- **REQUEST**: Only lines holding the string "shapes" are wanted; copy each one from the material.

* * * *

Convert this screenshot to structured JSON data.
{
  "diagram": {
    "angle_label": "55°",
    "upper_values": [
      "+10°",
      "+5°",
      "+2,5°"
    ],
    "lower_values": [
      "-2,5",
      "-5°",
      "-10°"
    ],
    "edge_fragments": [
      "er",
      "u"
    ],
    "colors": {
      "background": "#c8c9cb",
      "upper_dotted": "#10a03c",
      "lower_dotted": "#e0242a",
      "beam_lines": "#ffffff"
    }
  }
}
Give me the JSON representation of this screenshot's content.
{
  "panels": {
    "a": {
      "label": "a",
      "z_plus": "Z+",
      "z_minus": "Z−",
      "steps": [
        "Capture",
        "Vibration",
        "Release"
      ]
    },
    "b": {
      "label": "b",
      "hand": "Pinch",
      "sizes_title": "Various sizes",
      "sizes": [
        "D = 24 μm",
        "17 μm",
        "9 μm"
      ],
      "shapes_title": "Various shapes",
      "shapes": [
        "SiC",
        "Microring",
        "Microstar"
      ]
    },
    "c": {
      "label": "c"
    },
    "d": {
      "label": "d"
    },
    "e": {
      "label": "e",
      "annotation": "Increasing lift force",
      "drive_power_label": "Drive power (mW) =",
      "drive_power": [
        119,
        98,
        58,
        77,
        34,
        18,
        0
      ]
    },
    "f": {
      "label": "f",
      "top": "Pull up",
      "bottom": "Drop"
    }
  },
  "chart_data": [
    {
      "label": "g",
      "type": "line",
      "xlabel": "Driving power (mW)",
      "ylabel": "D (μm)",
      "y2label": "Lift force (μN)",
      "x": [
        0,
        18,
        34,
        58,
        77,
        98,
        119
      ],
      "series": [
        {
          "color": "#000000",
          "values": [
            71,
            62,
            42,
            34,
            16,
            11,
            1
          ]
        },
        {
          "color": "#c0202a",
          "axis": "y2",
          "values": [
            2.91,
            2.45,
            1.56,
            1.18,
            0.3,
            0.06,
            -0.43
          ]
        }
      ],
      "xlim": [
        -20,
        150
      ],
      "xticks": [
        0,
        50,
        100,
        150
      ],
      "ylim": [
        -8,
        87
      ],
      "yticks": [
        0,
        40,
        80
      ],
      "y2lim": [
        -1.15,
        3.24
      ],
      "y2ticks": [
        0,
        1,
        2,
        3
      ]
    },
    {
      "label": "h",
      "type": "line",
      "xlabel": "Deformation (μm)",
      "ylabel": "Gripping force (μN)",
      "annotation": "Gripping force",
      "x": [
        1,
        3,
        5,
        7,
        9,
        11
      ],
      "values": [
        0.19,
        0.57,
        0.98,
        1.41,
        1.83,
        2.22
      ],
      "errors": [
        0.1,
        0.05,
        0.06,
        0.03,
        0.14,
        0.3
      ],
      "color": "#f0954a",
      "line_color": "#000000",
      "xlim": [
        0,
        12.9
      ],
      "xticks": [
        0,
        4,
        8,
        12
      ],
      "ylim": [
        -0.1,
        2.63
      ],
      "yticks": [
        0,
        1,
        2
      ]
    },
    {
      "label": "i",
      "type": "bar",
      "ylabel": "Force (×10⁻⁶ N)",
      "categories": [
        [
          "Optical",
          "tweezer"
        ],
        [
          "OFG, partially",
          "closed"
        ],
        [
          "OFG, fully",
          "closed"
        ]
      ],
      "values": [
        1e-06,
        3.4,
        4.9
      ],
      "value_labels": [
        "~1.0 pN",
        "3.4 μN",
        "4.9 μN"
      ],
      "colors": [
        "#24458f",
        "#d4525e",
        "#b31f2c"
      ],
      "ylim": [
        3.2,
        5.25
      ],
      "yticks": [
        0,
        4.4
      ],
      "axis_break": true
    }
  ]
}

* * * *

- **RESULT**:
      "shapes_title": "Various shapes",
      "shapes": [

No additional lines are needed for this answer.